■ Provided data ■

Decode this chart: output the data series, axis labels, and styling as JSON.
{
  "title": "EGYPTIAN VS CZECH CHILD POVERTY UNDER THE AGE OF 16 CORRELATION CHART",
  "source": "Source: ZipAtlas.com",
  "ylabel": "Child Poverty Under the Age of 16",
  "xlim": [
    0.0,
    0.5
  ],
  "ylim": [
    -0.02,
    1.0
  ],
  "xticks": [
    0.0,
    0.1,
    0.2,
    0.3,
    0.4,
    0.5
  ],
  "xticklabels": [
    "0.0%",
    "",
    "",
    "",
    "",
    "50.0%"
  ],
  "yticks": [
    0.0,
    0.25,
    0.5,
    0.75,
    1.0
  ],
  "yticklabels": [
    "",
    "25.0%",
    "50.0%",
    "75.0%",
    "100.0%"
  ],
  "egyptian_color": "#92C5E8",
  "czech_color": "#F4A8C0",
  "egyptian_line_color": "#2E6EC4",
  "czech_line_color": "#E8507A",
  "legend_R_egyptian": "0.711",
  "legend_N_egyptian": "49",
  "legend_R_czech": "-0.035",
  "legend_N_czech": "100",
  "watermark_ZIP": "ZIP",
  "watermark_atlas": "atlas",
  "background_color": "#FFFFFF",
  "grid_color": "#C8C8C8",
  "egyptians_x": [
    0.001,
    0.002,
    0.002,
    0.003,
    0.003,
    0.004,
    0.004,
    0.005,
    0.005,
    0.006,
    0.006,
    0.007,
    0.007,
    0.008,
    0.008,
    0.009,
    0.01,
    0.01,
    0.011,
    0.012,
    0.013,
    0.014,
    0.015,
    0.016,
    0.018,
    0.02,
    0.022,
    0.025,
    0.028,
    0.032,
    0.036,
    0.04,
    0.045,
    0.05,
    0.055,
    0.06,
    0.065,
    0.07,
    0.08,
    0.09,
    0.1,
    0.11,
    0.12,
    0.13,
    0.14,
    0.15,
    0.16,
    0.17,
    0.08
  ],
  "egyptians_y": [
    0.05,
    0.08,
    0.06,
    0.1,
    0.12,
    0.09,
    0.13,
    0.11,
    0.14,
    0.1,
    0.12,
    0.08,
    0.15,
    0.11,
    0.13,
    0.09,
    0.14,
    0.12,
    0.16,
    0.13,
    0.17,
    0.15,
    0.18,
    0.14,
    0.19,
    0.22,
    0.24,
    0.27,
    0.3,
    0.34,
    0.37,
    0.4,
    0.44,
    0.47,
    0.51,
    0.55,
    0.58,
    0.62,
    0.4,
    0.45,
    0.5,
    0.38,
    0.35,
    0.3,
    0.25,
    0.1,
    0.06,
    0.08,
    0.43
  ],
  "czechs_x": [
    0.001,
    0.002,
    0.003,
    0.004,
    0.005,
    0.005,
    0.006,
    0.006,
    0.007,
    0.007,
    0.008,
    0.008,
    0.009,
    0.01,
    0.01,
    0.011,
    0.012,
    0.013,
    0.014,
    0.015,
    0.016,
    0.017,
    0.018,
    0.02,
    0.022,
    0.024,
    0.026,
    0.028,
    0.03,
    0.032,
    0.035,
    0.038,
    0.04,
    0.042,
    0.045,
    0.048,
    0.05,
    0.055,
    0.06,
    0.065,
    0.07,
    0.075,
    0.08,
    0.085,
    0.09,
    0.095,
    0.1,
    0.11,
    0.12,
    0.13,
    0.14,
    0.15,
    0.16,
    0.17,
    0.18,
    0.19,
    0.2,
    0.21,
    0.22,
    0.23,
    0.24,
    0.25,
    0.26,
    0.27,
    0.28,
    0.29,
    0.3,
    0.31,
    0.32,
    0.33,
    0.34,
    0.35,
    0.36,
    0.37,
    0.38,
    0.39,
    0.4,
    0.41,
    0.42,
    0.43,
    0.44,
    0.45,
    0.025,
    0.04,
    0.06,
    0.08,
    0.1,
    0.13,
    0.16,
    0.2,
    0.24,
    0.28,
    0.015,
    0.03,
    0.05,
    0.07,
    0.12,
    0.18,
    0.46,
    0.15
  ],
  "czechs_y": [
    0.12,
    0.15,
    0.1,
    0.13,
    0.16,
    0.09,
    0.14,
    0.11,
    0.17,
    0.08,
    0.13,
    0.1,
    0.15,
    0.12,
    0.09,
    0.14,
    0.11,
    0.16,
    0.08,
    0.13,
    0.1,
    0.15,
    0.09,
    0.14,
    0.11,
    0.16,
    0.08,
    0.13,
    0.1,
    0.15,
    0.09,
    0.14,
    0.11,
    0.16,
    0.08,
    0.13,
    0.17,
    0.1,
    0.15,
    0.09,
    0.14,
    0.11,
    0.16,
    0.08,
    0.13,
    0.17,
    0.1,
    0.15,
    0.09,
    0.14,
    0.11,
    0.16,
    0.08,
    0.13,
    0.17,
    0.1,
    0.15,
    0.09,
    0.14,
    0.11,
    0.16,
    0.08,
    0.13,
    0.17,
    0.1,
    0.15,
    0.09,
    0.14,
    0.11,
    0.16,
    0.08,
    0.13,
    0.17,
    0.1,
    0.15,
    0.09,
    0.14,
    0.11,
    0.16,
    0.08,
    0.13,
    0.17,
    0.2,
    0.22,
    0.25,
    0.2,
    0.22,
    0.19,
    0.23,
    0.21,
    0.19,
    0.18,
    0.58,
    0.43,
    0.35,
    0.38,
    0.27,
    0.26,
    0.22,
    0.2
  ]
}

■ Problem ■
Can you reproduce all the material exactly?

■ Answer to this exercise ■
Decode this chart: output the data series, axis labels, and styling as JSON.
{
  "title": "EGYPTIAN VS CZECH CHILD POVERTY UNDER THE AGE OF 16 CORRELATION CHART",
  "source": "Source: ZipAtlas.com",
  "ylabel": "Child Poverty Under the Age of 16",
  "xlim": [
    0.0,
    0.5
  ],
  "ylim": [
    -0.02,
    1.0
  ],
  "xticks": [
    0.0,
    0.1,
    0.2,
    0.3,
    0.4,
    0.5
  ],
  "xticklabels": [
    "0.0%",
    "",
    "",
    "",
    "",
    "50.0%"
  ],
  "yticks": [
    0.0,
    0.25,
    0.5,
    0.75,
    1.0
  ],
  "yticklabels": [
    "",
    "25.0%",
    "50.0%",
    "75.0%",
    "100.0%"
  ],
  "egyptian_color": "#92C5E8",
  "czech_color": "#F4A8C0",
  "egyptian_line_color": "#2E6EC4",
  "czech_line_color": "#E8507A",
  "legend_R_egyptian": "0.711",
  "legend_N_egyptian": "49",
  "legend_R_czech": "-0.035",
  "legend_N_czech": "100",
  "watermark_ZIP": "ZIP",
  "watermark_atlas": "atlas",
  "background_color": "#FFFFFF",
  "grid_color": "#C8C8C8",
  "egyptians_x": [
    0.001,
    0.002,
    0.002,
    0.003,
    0.003,
    0.004,
    0.004,
    0.005,
    0.005,
    0.006,
    0.006,
    0.007,
    0.007,
    0.008,
    0.008,
    0.009,
    0.01,
    0.01,
    0.011,
    0.012,
    0.013,
    0.014,
    0.015,
    0.016,
    0.018,
    0.02,
    0.022,
    0.025,
    0.028,
    0.032,
    0.036,
    0.04,
    0.045,
    0.05,
    0.055,
    0.06,
    0.065,
    0.07,
    0.08,
    0.09,
    0.1,
    0.11,
    0.12,
    0.13,
    0.14,
    0.15,
    0.16,
    0.17,
    0.08
  ],
  "egyptians_y": [
    0.05,
    0.08,
    0.06,
    0.1,
    0.12,
    0.09,
    0.13,
    0.11,
    0.14,
    0.1,
    0.12,
    0.08,
    0.15,
    0.11,
    0.13,
    0.09,
    0.14,
    0.12,
    0.16,
    0.13,
    0.17,
    0.15,
    0.18,
    0.14,
    0.19,
    0.22,
    0.24,
    0.27,
    0.3,
    0.34,
    0.37,
    0.4,
    0.44,
    0.47,
    0.51,
    0.55,
    0.58,
    0.62,
    0.4,
    0.45,
    0.5,
    0.38,
    0.35,
    0.3,
    0.25,
    0.1,
    0.06,
    0.08,
    0.43
  ],
  "czechs_x": [
    0.001,
    0.002,
    0.003,
    0.004,
    0.005,
    0.005,
    0.006,
    0.006,
    0.007,
    0.007,
    0.008,
    0.008,
    0.009,
    0.01,
    0.01,
    0.011,
    0.012,
    0.013,
    0.014,
    0.015,
    0.016,
    0.017,
    0.018,
    0.02,
    0.022,
    0.024,
    0.026,
    0.028,
    0.03,
    0.032,
    0.035,
    0.038,
    0.04,
    0.042,
    0.045,
    0.048,
    0.05,
    0.055,
    0.06,
    0.065,
    0.07,
    0.075,
    0.08,
    0.085,
    0.09,
    0.095,
    0.1,
    0.11,
    0.12,
    0.13,
    0.14,
    0.15,
    0.16,
    0.17,
    0.18,
    0.19,
    0.2,
    0.21,
    0.22,
    0.23,
    0.24,
    0.25,
    0.26,
    0.27,
    0.28,
    0.29,
    0.3,
    0.31,
    0.32,
    0.33,
    0.34,
    0.35,
    0.36,
    0.37,
    0.38,
    0.39,
    0.4,
    0.41,
    0.42,
    0.43,
    0.44,
    0.45,
    0.025,
    0.04,
    0.06,
    0.08,
    0.1,
    0.13,
    0.16,
    0.2,
    0.24,
    0.28,
    0.015,
    0.03,
    0.05,
    0.07,
    0.12,
    0.18,
    0.46,
    0.15
  ],
  "czechs_y": [
    0.12,
    0.15,
    0.1,
    0.13,
    0.16,
    0.09,
    0.14,
    0.11,
    0.17,
    0.08,
    0.13,
    0.1,
    0.15,
    0.12,
    0.09,
    0.14,
    0.11,
    0.16,
    0.08,
    0.13,
    0.1,
    0.15,
    0.09,
    0.14,
    0.11,
    0.16,
    0.08,
    0.13,
    0.1,
    0.15,
    0.09,
    0.14,
    0.11,
    0.16,
    0.08,
    0.13,
    0.17,
    0.1,
    0.15,
    0.09,
    0.14,
    0.11,
    0.16,
    0.08,
    0.13,
    0.17,
    0.1,
    0.15,
    0.09,
    0.14,
    0.11,
    0.16,
    0.08,
    0.13,
    0.17,
    0.1,
    0.15,
    0.09,
    0.14,
    0.11,
    0.16,
    0.08,
    0.13,
    0.17,
    0.1,
    0.15,
    0.09,
    0.14,
    0.11,
    0.16,
    0.08,
    0.13,
    0.17,
    0.1,
    0.15,
    0.09,
    0.14,
    0.11,
    0.16,
    0.08,
    0.13,
    0.17,
    0.2,
    0.22,
    0.25,
    0.2,
    0.22,
    0.19,
    0.23,
    0.21,
    0.19,
    0.18,
    0.58,
    0.43,
    0.35,
    0.38,
    0.27,
    0.26,
    0.22,
    0.2
  ]
}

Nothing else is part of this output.